→ **PROBLEM TO SOLVE**: Give back the whole listing exactly as shown.

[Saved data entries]
+ + + +

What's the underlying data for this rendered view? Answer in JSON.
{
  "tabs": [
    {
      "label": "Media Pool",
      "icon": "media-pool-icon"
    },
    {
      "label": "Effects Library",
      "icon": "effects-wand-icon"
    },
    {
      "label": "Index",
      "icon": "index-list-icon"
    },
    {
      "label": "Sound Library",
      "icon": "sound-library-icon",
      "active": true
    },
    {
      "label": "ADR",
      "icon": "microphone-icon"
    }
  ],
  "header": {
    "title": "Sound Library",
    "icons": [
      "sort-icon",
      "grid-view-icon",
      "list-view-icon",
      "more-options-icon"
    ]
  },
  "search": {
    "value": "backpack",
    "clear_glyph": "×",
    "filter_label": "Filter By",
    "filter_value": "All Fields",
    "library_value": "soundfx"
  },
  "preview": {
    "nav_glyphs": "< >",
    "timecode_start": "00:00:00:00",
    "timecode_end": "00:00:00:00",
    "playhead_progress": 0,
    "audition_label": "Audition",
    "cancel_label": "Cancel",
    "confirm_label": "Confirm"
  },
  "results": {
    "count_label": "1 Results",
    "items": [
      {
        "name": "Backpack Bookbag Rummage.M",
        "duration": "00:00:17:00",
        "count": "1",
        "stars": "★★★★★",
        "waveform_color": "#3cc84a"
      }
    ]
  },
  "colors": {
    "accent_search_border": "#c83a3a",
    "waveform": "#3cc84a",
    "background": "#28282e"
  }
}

+ + + +

→ **CORRECT OUTPUT**:
What's the underlying data for this rendered view? Answer in JSON.
{
  "tabs": [
    {
      "label": "Media Pool",
      "icon": "media-pool-icon"
    },
    {
      "label": "Effects Library",
      "icon": "effects-wand-icon"
    },
    {
      "label": "Index",
      "icon": "index-list-icon"
    },
    {
      "label": "Sound Library",
      "icon": "sound-library-icon",
      "active": true
    },
    {
      "label": "ADR",
      "icon": "microphone-icon"
    }
  ],
  "header": {
    "title": "Sound Library",
    "icons": [
      "sort-icon",
      "grid-view-icon",
      "list-view-icon",
      "more-options-icon"
    ]
  },
  "search": {
    "value": "backpack",
    "clear_glyph": "×",
    "filter_label": "Filter By",
    "filter_value": "All Fields",
    "library_value": "soundfx"
  },
  "preview": {
    "nav_glyphs": "< >",
    "timecode_start": "00:00:00:00",
    "timecode_end": "00:00:00:00",
    "playhead_progress": 0,
    "audition_label": "Audition",
    "cancel_label": "Cancel",
    "confirm_label": "Confirm"
  },
  "results": {
    "count_label": "1 Results",
    "items": [
      {
        "name": "Backpack Bookbag Rummage.M",
        "duration": "00:00:17:00",
        "count": "1",
        "stars": "★★★★★",
        "waveform_color": "#3cc84a"
      }
    ]
  },
  "colors": {
    "accent_search_border": "#c83a3a",
    "waveform": "#3cc84a",
    "background": "#28282e"
  }
}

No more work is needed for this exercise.